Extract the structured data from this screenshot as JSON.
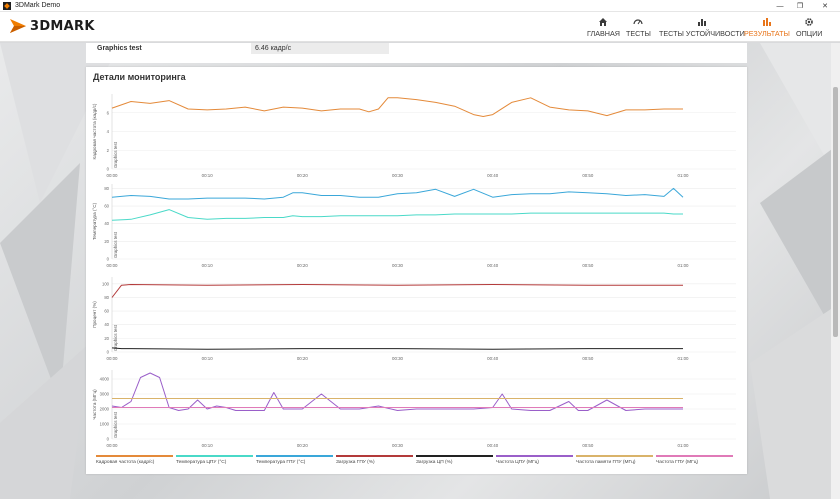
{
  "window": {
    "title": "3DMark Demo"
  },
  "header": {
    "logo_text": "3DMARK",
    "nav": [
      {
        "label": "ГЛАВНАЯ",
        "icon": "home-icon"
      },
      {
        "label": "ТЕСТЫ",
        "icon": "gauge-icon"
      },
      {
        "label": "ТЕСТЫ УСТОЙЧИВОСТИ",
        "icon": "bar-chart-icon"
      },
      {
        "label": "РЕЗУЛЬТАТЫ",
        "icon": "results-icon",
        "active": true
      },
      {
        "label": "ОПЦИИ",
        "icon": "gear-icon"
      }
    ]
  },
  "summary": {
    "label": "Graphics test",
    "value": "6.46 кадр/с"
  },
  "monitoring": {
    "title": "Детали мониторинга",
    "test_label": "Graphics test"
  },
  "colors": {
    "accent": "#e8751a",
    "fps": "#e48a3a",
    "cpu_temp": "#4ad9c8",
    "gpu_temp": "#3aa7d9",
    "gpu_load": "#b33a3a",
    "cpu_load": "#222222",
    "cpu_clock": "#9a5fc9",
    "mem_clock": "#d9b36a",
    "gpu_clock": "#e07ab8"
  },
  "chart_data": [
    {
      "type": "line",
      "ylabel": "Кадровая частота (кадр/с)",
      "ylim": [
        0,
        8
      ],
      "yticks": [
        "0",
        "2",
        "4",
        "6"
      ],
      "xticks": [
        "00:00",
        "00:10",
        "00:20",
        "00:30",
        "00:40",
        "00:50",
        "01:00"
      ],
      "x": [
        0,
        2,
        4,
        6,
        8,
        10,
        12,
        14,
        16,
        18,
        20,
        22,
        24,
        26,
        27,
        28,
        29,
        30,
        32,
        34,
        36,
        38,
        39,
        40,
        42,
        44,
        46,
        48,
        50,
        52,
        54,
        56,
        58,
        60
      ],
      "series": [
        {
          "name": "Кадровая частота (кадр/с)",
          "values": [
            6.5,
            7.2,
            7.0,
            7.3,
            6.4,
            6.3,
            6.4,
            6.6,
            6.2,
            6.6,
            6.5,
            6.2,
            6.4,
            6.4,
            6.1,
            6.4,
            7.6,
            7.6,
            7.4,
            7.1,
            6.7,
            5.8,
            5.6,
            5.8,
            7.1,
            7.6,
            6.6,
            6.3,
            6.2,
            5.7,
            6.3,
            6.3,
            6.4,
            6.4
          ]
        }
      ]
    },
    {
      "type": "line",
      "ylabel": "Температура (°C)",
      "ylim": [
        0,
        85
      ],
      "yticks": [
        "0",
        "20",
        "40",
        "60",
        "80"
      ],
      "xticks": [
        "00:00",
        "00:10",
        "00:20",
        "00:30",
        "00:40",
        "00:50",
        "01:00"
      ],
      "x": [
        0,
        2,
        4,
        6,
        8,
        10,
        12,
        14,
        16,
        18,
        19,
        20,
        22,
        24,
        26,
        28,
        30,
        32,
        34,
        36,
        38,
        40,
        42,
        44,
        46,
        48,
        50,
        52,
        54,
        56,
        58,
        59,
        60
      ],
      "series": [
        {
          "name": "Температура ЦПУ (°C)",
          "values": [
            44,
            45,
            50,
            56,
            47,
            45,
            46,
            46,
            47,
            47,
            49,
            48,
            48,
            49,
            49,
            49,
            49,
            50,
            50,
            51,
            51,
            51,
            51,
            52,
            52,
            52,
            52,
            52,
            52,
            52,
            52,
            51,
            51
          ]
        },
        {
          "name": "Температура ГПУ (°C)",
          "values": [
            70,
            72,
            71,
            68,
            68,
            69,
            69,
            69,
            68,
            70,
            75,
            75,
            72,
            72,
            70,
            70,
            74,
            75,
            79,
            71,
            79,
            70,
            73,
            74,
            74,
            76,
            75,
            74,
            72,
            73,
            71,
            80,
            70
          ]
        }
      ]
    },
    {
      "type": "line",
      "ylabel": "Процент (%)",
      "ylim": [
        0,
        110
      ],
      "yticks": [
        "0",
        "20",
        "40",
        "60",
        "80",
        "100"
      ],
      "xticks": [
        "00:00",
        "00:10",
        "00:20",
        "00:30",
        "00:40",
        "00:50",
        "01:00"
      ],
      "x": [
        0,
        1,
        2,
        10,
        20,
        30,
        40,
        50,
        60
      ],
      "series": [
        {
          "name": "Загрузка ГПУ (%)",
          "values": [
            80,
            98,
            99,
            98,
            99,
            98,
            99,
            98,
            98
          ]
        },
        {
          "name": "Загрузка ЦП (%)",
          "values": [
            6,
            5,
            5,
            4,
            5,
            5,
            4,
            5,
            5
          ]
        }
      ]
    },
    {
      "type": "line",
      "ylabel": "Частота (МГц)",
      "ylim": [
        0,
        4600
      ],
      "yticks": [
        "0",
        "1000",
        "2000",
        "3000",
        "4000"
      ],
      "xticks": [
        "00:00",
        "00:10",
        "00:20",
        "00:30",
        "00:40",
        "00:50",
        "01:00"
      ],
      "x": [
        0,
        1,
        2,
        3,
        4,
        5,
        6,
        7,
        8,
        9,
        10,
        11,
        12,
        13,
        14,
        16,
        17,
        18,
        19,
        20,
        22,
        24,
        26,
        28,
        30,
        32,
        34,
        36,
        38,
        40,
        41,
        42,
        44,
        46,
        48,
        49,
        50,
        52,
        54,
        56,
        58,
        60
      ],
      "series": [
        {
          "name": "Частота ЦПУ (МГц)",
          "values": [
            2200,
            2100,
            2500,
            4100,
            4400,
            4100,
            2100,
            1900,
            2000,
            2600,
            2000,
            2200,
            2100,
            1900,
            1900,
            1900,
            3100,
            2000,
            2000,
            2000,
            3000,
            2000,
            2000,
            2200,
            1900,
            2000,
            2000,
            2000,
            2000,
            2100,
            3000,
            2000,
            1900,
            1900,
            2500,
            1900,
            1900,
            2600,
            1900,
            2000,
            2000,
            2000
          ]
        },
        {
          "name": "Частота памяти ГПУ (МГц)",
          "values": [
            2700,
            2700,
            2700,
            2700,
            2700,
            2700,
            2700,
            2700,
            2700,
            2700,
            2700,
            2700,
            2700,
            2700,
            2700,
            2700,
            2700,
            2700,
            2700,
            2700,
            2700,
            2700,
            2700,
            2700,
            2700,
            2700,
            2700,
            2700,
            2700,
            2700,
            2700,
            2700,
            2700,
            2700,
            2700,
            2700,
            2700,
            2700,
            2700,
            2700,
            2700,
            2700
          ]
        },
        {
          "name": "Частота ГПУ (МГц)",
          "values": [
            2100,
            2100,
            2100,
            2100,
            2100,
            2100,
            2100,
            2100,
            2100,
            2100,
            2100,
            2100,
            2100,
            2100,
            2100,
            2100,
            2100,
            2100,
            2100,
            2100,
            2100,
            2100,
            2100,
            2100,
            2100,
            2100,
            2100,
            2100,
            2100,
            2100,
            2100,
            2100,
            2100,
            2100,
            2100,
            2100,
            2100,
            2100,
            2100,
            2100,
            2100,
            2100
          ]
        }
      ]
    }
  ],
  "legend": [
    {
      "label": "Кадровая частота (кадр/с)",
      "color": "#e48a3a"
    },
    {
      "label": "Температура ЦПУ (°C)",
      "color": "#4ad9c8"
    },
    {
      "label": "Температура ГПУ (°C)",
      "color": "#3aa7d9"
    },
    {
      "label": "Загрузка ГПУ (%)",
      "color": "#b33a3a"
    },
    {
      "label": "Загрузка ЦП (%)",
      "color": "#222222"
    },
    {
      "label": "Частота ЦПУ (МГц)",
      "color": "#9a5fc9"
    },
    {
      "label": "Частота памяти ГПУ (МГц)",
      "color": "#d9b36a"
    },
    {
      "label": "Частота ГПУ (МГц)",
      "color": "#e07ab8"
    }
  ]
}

************

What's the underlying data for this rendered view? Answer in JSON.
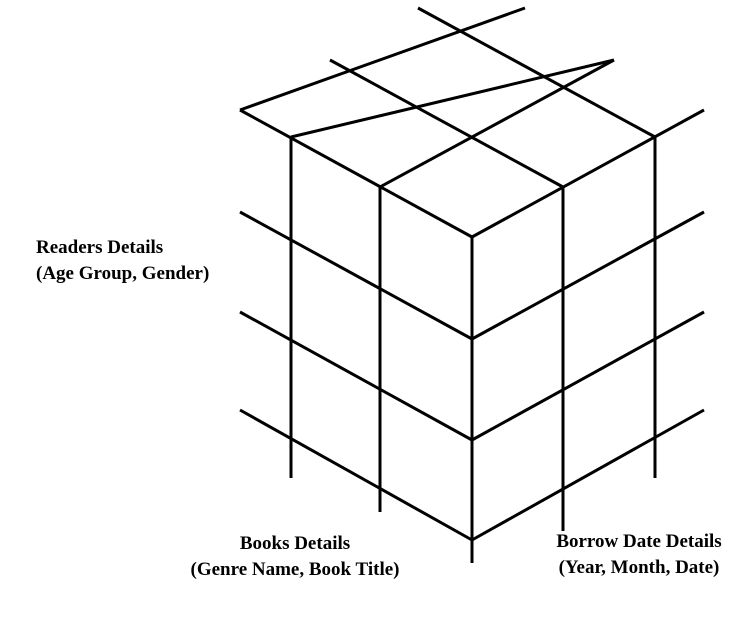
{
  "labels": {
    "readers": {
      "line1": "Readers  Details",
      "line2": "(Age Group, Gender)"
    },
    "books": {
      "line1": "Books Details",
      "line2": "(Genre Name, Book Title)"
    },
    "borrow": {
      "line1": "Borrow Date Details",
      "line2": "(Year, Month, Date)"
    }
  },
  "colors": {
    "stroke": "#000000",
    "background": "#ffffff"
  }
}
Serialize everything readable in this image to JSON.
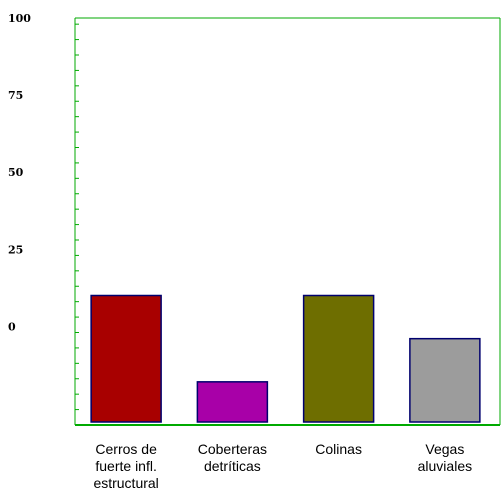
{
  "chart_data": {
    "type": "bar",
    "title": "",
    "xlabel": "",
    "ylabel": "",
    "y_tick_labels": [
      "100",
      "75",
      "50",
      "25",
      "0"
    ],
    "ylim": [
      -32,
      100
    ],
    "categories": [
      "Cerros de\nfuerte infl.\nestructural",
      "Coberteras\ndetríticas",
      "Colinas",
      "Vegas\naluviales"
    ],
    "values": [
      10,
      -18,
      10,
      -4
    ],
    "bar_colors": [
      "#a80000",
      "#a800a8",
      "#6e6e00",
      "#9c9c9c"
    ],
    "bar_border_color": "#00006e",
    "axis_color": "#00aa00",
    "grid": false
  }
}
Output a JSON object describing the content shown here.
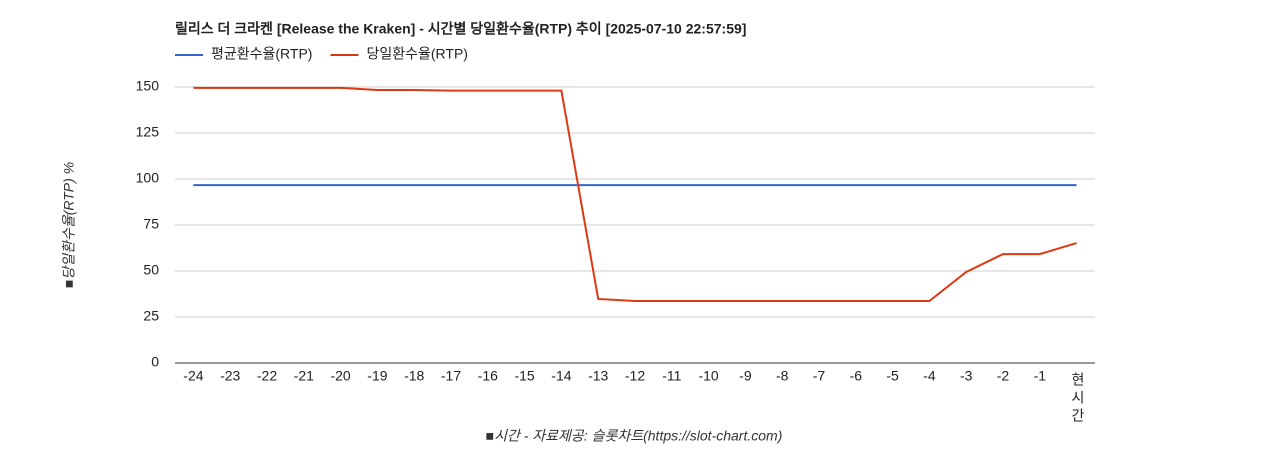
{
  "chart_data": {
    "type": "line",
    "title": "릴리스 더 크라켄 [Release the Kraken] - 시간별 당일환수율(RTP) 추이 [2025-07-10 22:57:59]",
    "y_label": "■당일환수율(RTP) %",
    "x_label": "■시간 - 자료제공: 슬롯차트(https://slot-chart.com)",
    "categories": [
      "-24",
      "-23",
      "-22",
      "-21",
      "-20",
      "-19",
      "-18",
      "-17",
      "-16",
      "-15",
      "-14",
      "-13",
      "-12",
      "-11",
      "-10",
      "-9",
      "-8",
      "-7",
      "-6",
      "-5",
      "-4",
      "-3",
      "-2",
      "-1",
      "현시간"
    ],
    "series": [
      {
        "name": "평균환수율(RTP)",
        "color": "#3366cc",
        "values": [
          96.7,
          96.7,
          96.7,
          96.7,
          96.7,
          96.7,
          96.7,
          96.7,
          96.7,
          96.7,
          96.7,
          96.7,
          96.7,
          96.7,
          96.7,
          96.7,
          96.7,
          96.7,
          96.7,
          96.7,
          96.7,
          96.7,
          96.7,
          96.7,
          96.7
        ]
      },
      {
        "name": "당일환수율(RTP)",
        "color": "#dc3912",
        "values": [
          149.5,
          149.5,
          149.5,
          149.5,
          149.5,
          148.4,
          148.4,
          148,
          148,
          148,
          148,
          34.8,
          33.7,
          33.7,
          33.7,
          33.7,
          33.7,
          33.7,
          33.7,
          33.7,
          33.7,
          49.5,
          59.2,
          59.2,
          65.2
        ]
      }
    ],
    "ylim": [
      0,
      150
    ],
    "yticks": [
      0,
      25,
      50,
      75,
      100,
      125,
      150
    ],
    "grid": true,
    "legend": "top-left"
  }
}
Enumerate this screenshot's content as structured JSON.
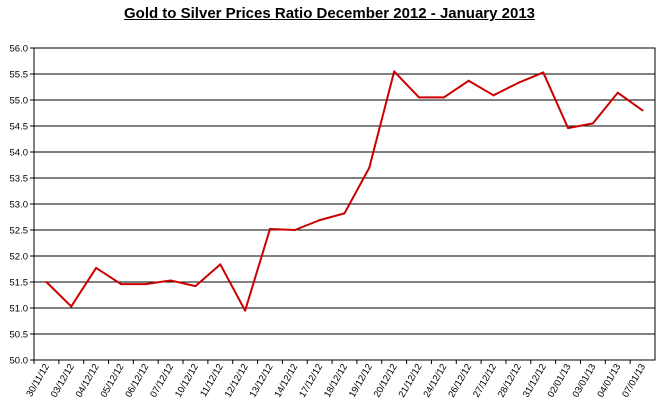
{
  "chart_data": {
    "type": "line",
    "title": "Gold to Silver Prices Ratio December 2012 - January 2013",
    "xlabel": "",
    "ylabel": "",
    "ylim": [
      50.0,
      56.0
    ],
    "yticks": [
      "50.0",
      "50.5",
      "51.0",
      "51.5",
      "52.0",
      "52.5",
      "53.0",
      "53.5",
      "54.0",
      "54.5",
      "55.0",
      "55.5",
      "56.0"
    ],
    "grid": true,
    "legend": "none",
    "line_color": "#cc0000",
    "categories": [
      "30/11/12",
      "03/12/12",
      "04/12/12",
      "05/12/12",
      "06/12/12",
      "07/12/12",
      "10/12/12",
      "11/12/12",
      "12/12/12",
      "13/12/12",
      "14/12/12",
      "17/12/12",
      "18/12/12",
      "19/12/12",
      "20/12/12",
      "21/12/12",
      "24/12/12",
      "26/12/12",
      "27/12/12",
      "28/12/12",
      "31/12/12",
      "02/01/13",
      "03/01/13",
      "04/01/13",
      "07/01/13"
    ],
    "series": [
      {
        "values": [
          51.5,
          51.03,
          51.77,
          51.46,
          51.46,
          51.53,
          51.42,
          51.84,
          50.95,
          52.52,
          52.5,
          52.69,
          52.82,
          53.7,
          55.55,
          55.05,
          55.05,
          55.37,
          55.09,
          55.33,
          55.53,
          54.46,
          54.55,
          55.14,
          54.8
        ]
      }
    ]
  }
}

************

# Work to complete
Across the records, how many lines contain "памяти"? Only the number should be given.

# Exercise solution
2